Objective: Look through the material below. Copy each line that contains the string "Партизан".

Records for this task:

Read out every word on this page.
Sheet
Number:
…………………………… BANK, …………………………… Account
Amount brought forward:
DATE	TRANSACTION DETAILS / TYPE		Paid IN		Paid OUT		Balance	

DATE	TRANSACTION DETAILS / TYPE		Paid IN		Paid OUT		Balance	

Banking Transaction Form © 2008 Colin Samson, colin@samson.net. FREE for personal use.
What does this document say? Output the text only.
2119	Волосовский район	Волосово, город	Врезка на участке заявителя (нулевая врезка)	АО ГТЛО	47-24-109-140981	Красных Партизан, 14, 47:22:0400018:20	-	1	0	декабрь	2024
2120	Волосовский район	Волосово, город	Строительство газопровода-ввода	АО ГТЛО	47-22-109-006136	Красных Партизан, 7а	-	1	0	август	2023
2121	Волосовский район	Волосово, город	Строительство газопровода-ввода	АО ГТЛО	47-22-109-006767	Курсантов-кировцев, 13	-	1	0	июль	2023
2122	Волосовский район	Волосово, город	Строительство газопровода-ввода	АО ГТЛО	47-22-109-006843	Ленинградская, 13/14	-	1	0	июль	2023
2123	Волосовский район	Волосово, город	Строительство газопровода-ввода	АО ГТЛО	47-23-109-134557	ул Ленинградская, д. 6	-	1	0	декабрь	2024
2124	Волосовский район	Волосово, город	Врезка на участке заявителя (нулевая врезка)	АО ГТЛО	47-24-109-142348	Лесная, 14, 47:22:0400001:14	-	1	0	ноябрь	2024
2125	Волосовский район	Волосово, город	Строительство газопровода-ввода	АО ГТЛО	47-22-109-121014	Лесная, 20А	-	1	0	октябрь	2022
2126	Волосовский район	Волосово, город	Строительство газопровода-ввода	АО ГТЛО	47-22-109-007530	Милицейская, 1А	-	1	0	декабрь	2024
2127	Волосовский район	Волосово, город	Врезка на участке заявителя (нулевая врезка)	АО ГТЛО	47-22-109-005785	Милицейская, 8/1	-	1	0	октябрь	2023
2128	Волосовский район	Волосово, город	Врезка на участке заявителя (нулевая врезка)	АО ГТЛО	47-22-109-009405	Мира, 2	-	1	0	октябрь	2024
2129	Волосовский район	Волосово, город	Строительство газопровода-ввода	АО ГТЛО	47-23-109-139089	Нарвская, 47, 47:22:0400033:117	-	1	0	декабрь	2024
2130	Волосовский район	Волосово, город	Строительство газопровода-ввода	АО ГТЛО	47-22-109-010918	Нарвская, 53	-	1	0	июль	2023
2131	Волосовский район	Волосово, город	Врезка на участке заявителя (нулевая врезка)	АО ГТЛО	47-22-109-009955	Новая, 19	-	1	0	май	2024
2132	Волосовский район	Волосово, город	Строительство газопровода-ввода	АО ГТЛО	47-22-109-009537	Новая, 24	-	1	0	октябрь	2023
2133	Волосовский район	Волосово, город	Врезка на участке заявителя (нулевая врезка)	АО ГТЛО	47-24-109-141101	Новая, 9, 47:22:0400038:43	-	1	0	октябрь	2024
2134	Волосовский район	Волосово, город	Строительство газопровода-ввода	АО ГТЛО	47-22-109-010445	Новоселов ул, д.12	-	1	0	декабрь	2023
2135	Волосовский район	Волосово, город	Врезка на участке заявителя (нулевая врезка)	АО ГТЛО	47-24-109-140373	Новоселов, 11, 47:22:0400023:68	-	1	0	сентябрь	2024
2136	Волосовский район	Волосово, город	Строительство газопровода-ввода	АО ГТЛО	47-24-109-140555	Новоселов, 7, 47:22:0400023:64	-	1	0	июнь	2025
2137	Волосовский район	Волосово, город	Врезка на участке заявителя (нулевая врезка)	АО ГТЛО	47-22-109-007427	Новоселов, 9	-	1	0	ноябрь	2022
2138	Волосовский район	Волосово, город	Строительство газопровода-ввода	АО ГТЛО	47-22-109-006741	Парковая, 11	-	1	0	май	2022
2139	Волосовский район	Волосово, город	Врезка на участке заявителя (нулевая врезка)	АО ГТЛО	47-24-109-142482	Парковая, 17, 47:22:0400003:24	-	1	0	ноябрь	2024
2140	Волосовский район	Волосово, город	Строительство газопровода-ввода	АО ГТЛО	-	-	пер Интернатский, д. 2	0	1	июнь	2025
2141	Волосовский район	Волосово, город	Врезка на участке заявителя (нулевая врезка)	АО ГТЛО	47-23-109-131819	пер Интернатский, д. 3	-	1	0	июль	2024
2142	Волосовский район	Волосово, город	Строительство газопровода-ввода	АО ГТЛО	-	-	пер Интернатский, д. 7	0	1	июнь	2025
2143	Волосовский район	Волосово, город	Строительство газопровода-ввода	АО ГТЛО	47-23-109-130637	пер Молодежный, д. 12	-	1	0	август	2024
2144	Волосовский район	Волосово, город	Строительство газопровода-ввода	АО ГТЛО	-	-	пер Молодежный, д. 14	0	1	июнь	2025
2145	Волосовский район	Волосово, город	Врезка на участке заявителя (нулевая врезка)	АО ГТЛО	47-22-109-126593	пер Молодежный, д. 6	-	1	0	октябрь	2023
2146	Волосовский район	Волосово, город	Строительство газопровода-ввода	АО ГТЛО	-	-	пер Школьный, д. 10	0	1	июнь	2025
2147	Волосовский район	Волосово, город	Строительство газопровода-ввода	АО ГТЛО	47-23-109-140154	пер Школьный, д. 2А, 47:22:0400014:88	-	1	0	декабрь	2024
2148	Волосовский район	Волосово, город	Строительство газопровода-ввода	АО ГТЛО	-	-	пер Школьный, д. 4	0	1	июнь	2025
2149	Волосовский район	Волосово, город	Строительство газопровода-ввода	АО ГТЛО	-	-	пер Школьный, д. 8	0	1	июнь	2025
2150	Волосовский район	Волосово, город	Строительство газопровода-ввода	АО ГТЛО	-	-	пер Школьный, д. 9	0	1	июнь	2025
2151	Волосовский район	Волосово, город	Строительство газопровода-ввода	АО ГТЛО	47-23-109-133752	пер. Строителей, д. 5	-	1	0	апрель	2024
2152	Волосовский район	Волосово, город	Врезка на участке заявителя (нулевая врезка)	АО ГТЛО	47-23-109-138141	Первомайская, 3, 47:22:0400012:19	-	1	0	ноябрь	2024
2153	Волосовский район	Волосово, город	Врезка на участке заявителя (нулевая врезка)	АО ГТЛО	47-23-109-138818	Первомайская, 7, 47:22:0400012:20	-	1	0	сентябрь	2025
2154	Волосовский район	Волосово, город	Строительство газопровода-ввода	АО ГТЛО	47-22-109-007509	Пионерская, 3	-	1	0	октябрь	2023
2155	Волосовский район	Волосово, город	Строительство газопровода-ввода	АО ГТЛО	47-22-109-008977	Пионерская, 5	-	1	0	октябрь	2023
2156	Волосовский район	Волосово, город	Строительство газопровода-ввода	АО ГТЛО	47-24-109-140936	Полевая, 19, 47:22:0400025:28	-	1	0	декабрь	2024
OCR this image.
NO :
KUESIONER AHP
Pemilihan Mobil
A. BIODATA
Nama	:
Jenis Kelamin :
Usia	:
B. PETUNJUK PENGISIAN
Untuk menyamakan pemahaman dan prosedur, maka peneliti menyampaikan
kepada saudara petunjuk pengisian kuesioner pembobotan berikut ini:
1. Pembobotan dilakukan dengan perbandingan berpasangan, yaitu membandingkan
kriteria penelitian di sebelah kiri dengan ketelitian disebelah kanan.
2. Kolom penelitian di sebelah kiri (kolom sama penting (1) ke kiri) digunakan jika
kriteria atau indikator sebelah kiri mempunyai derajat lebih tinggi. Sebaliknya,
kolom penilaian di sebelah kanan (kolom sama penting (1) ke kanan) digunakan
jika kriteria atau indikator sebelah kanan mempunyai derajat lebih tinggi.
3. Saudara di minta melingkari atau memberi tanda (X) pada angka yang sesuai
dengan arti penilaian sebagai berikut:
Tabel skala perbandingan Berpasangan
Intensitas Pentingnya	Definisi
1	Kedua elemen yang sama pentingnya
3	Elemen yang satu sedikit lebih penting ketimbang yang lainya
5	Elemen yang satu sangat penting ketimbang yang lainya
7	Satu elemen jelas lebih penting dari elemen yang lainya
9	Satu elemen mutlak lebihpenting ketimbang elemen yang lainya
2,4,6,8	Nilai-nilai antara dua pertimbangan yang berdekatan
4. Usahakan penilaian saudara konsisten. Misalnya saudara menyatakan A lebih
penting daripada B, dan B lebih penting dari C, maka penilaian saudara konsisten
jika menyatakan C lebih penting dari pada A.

Exercise result:
2119	Волосовский район	Волосово, город	Врезка на участке заявителя (нулевая врезка)	АО ГТЛО	47-24-109-140981	Красных Партизан, 14, 47:22:0400018:20	-	1	0	декабрь	2024
2120	Волосовский район	Волосово, город	Строительство газопровода-ввода	АО ГТЛО	47-22-109-006136	Красных Партизан, 7а	-	1	0	август	2023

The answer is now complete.